- _Exercise details_:
Please write out the material below exactly as given.

- _Recorded information_:

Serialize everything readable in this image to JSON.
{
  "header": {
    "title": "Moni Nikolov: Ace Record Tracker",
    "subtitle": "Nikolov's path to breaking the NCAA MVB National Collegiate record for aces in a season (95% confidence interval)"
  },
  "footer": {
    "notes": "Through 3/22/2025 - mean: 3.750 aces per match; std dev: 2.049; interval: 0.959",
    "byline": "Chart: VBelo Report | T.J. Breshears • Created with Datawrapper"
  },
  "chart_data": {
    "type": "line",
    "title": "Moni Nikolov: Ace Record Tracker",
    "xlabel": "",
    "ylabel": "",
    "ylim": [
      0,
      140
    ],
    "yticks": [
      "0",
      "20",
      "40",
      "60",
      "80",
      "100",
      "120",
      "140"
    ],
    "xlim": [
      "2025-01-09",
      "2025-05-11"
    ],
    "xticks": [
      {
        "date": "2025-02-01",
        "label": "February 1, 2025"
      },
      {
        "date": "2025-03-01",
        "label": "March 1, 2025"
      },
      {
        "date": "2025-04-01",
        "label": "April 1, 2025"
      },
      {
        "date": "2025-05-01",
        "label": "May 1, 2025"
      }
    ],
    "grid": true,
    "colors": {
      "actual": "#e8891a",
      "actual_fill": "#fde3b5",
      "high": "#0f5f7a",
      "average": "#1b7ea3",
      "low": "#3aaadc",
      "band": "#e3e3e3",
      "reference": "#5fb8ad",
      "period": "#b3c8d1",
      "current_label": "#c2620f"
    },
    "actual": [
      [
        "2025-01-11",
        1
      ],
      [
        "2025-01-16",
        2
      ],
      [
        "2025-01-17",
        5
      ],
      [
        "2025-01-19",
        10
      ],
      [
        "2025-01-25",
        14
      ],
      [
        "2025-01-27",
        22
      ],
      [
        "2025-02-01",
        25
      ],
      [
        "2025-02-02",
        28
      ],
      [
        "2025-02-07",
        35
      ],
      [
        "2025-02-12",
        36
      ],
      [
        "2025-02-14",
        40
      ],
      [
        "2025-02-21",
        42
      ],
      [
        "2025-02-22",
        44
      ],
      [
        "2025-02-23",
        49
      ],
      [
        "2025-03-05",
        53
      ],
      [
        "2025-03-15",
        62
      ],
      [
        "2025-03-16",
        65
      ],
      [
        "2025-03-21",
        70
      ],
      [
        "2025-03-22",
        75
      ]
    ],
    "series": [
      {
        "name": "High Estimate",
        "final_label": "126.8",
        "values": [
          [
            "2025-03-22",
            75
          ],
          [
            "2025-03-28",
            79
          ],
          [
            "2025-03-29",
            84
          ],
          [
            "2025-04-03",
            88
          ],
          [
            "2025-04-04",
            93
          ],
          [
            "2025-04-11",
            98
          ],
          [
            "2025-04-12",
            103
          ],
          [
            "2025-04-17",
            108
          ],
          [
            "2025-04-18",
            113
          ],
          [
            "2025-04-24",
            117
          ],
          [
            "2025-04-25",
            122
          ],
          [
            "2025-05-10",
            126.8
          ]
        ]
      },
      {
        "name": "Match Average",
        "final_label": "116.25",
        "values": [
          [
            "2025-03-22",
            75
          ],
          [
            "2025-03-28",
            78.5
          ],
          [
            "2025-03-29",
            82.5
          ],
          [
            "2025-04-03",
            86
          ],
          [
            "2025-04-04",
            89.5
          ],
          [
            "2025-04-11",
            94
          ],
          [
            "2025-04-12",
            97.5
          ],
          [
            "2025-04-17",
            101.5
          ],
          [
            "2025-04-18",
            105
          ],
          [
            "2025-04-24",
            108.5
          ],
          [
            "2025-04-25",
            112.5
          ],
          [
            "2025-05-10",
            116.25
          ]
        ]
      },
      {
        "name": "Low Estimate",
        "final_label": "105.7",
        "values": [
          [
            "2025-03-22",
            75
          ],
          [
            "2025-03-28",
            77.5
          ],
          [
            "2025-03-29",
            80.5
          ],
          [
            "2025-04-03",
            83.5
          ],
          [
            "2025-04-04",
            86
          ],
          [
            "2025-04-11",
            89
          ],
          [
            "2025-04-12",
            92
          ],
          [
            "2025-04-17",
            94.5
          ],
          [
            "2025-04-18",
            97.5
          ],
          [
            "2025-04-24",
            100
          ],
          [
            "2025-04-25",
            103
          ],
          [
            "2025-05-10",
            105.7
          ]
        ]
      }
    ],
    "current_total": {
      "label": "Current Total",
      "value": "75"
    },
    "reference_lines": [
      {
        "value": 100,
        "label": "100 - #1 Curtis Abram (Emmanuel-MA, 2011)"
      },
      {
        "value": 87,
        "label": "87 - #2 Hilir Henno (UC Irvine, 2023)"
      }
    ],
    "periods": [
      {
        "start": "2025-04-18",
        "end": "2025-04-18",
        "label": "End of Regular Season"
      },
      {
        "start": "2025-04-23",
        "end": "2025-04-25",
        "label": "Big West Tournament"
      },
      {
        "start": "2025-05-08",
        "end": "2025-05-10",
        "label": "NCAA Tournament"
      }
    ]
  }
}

- _The output_:
Serialize everything readable in this image to JSON.
{
  "header": {
    "title": "Moni Nikolov: Ace Record Tracker",
    "subtitle": "Nikolov's path to breaking the NCAA MVB National Collegiate record for aces in a season (95% confidence interval)"
  },
  "footer": {
    "notes": "Through 3/22/2025 - mean: 3.750 aces per match; std dev: 2.049; interval: 0.959",
    "byline": "Chart: VBelo Report | T.J. Breshears • Created with Datawrapper"
  },
  "chart_data": {
    "type": "line",
    "title": "Moni Nikolov: Ace Record Tracker",
    "xlabel": "",
    "ylabel": "",
    "ylim": [
      0,
      140
    ],
    "yticks": [
      "0",
      "20",
      "40",
      "60",
      "80",
      "100",
      "120",
      "140"
    ],
    "xlim": [
      "2025-01-09",
      "2025-05-11"
    ],
    "xticks": [
      {
        "date": "2025-02-01",
        "label": "February 1, 2025"
      },
      {
        "date": "2025-03-01",
        "label": "March 1, 2025"
      },
      {
        "date": "2025-04-01",
        "label": "April 1, 2025"
      },
      {
        "date": "2025-05-01",
        "label": "May 1, 2025"
      }
    ],
    "grid": true,
    "colors": {
      "actual": "#e8891a",
      "actual_fill": "#fde3b5",
      "high": "#0f5f7a",
      "average": "#1b7ea3",
      "low": "#3aaadc",
      "band": "#e3e3e3",
      "reference": "#5fb8ad",
      "period": "#b3c8d1",
      "current_label": "#c2620f"
    },
    "actual": [
      [
        "2025-01-11",
        1
      ],
      [
        "2025-01-16",
        2
      ],
      [
        "2025-01-17",
        5
      ],
      [
        "2025-01-19",
        10
      ],
      [
        "2025-01-25",
        14
      ],
      [
        "2025-01-27",
        22
      ],
      [
        "2025-02-01",
        25
      ],
      [
        "2025-02-02",
        28
      ],
      [
        "2025-02-07",
        35
      ],
      [
        "2025-02-12",
        36
      ],
      [
        "2025-02-14",
        40
      ],
      [
        "2025-02-21",
        42
      ],
      [
        "2025-02-22",
        44
      ],
      [
        "2025-02-23",
        49
      ],
      [
        "2025-03-05",
        53
      ],
      [
        "2025-03-15",
        62
      ],
      [
        "2025-03-16",
        65
      ],
      [
        "2025-03-21",
        70
      ],
      [
        "2025-03-22",
        75
      ]
    ],
    "series": [
      {
        "name": "High Estimate",
        "final_label": "126.8",
        "values": [
          [
            "2025-03-22",
            75
          ],
          [
            "2025-03-28",
            79
          ],
          [
            "2025-03-29",
            84
          ],
          [
            "2025-04-03",
            88
          ],
          [
            "2025-04-04",
            93
          ],
          [
            "2025-04-11",
            98
          ],
          [
            "2025-04-12",
            103
          ],
          [
            "2025-04-17",
            108
          ],
          [
            "2025-04-18",
            113
          ],
          [
            "2025-04-24",
            117
          ],
          [
            "2025-04-25",
            122
          ],
          [
            "2025-05-10",
            126.8
          ]
        ]
      },
      {
        "name": "Match Average",
        "final_label": "116.25",
        "values": [
          [
            "2025-03-22",
            75
          ],
          [
            "2025-03-28",
            78.5
          ],
          [
            "2025-03-29",
            82.5
          ],
          [
            "2025-04-03",
            86
          ],
          [
            "2025-04-04",
            89.5
          ],
          [
            "2025-04-11",
            94
          ],
          [
            "2025-04-12",
            97.5
          ],
          [
            "2025-04-17",
            101.5
          ],
          [
            "2025-04-18",
            105
          ],
          [
            "2025-04-24",
            108.5
          ],
          [
            "2025-04-25",
            112.5
          ],
          [
            "2025-05-10",
            116.25
          ]
        ]
      },
      {
        "name": "Low Estimate",
        "final_label": "105.7",
        "values": [
          [
            "2025-03-22",
            75
          ],
          [
            "2025-03-28",
            77.5
          ],
          [
            "2025-03-29",
            80.5
          ],
          [
            "2025-04-03",
            83.5
          ],
          [
            "2025-04-04",
            86
          ],
          [
            "2025-04-11",
            89
          ],
          [
            "2025-04-12",
            92
          ],
          [
            "2025-04-17",
            94.5
          ],
          [
            "2025-04-18",
            97.5
          ],
          [
            "2025-04-24",
            100
          ],
          [
            "2025-04-25",
            103
          ],
          [
            "2025-05-10",
            105.7
          ]
        ]
      }
    ],
    "current_total": {
      "label": "Current Total",
      "value": "75"
    },
    "reference_lines": [
      {
        "value": 100,
        "label": "100 - #1 Curtis Abram (Emmanuel-MA, 2011)"
      },
      {
        "value": 87,
        "label": "87 - #2 Hilir Henno (UC Irvine, 2023)"
      }
    ],
    "periods": [
      {
        "start": "2025-04-18",
        "end": "2025-04-18",
        "label": "End of Regular Season"
      },
      {
        "start": "2025-04-23",
        "end": "2025-04-25",
        "label": "Big West Tournament"
      },
      {
        "start": "2025-05-08",
        "end": "2025-05-10",
        "label": "NCAA Tournament"
      }
    ]
  }
}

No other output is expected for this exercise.